=== WHAT IS ASKED ===
A. From the passage on public housing, reproduce everything from "Catherine Bauer was" down to "minorities were excluded.".
B. In the passage on public housing, what collective name was given to the leading thinkers the Roosevelt Administration enlisted?
C. Write the next part of the passage on public housing, picking up after its final sentence.

=== SOURCE DOCUMENT ===
● ● ● ● ● ● ●
Public housing was once thought of as positive, radical, and hopeful—the product of a government optimistic about its ability to improve the lives of its poor and working-class families. Today, market-based solutions are touted as the answer to society’s problems. Developers may be required to dedicate a few affordable units in exchange for permits for their market-rate housing projects, but this does little to help low-income people. In fact, long-time residents are often displaced by the resulting gentrification.
When millions were displaced by the Dust Bowl and job loss during the Great Depression, the federal government made housing a priority. The Roosevelt Administration enlisted leading thinkers, collectively known as “housers.” These architects, designers and social scientists challenged barriers to housing for all.

Catherine Bauer was among the most influential, as author of a seminal book on government-supported housing in post-WWI Europe. In Modern Housing, Bauer argues for making decent housing a “public utility” and a basic right. Bauer was the primary author of the U.S. Housing Act in 1937 that provided federal subsidies to local public housing agencies to improve living conditions for low-income families. Bauer also worked with the Federal Housing Administration (FHA), which lowered financial barriers to home ownership. She promoted non-speculative housing owned by public agencies or nonprofit cooperatives and was a vocal advocate for racially integrated public housing at a time when Blacks and other minorities were excluded.
● ● ● ● ● ● ●
=== MATERIAL PROVIDED ===
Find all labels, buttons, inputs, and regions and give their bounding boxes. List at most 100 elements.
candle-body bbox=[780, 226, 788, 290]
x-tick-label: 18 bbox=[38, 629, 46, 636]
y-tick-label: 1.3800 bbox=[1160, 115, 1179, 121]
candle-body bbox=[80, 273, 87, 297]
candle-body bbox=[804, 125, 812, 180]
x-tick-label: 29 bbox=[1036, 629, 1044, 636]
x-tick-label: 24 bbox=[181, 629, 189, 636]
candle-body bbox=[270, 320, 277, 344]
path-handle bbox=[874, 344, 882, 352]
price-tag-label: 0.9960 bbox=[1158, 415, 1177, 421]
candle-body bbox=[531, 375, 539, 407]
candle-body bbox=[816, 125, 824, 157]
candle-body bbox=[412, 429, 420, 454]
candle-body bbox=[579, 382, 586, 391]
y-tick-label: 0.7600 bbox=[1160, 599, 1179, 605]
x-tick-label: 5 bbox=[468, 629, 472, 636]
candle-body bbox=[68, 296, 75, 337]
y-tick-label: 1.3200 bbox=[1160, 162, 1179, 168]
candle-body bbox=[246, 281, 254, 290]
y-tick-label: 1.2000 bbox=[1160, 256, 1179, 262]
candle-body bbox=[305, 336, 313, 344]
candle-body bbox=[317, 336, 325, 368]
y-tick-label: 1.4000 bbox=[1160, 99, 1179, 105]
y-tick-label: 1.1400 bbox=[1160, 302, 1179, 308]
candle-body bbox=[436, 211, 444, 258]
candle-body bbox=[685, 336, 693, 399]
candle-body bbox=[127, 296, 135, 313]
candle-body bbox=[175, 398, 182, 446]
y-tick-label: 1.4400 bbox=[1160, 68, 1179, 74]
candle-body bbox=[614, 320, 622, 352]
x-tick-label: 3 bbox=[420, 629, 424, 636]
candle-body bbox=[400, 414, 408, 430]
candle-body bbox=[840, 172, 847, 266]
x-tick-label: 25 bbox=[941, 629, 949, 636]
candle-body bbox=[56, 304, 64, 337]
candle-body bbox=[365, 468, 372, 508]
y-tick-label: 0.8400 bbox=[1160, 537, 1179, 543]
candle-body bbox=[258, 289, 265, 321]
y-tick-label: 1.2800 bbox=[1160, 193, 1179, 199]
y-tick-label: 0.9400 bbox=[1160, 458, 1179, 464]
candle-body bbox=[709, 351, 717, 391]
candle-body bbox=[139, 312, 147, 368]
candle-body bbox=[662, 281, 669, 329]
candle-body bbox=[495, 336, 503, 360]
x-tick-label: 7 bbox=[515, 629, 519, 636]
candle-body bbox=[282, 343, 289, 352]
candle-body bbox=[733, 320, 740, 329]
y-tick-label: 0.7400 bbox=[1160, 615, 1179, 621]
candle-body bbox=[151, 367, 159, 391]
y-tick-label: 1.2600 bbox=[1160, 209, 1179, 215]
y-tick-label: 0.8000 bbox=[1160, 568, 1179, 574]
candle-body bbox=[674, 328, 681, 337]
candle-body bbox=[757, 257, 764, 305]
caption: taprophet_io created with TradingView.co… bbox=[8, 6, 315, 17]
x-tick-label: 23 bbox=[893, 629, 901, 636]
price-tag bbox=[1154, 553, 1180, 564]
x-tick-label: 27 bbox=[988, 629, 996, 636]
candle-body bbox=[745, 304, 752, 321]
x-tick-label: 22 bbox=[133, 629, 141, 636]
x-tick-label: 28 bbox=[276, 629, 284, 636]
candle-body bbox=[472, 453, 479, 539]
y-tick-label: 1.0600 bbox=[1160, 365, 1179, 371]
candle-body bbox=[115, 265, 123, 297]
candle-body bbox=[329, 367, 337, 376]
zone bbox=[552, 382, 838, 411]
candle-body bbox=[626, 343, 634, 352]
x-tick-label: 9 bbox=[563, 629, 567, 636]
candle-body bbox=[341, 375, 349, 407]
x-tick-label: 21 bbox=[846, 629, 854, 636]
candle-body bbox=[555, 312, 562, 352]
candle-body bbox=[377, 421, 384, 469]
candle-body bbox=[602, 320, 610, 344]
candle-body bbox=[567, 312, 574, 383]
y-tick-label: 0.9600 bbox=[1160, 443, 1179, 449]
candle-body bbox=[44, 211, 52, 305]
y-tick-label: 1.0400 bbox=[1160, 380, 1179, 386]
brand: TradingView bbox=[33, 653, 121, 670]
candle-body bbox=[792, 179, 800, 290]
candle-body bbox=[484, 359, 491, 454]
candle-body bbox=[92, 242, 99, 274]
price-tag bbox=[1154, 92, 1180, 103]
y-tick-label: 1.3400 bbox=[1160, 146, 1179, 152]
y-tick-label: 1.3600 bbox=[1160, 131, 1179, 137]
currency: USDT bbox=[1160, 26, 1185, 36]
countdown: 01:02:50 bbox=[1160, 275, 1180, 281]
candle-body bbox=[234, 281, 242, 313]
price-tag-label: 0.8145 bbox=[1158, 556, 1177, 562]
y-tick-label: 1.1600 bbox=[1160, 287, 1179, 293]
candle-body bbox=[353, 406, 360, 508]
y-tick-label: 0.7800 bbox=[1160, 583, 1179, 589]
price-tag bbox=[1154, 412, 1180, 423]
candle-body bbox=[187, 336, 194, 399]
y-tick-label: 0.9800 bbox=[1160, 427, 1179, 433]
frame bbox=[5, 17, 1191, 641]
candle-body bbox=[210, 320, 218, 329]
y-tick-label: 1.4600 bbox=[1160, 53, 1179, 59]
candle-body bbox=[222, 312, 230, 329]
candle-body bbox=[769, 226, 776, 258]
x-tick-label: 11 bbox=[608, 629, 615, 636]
● ● ● ● ● ● ●
=== RESULTS OF THE TASKS ===
A.
Catherine Bauer was among the most influential, as author of a seminal book on government-supported housing in post-WWI Europe. In Modern Housing, Bauer argues for making decent housing a “public utility” and a basic right. Bauer was the primary author of the U.S. Housing Act in 1937 that provided federal subsidies to local public housing agencies to improve living conditions for low-income families. Bauer also worked with the Federal Housing Administration (FHA), which lowered financial barriers to home ownership. She promoted non-speculative housing owned by public agencies or nonprofit cooperatives and was a vocal advocate for racially integrated public housing at a time when Blacks and other minorities were excluded.

B. They were known as "housers."

C.
In 1933 about half of the nation’s home mortgages were in default. Millions had lost their homes and millions more were in danger of doing so. The Public Works Administration and the Works Progress Administration set about building public housing, while the Resettlement Administration relocated struggling urban and rural families to communities planned by the federal government.
During this time, New Deal legislation brought home ownership into reach for many, creating a bridge to the middle class. The Home Owners’ Loan Act of 1933 helped those in danger of losing their homes. The National Housing Act of 1934 produced the Federal Housing Administration and the Federal Savings and the Loan Insurance Corporation, which raised housing standards and provided a system of mortgage insurance. The Housing Act of 1937 established the U.S. Housing Authority (USHA) to provide loans for low-cost housing projects. The G.I. Bill of 1944 provided low-interest home loans to war veterans.
In 1940, Bauer reported that 193 loan contracts had been approved between USHA and local authorities for 467 different projects to rehouse more than 150,000 families—some 650,000 people—and that 100,000 dwellings had been completed or were under construction.



Other influential “housers “were landscape architect Garrett Eckbo, who worked for both the US Housing Authority and the Farm Security Administration (FSA) designing housing for migrant agricultural workers, and Vernon DeMars, also with the FSA, who planned and designed affordable housing for thousands of wartime workers.
The “housers” emphasized affordability, quality construction and human-scale design in harmony with the environment. Or, as, Eckbo put it, “What is good for the rich is good for the poor.”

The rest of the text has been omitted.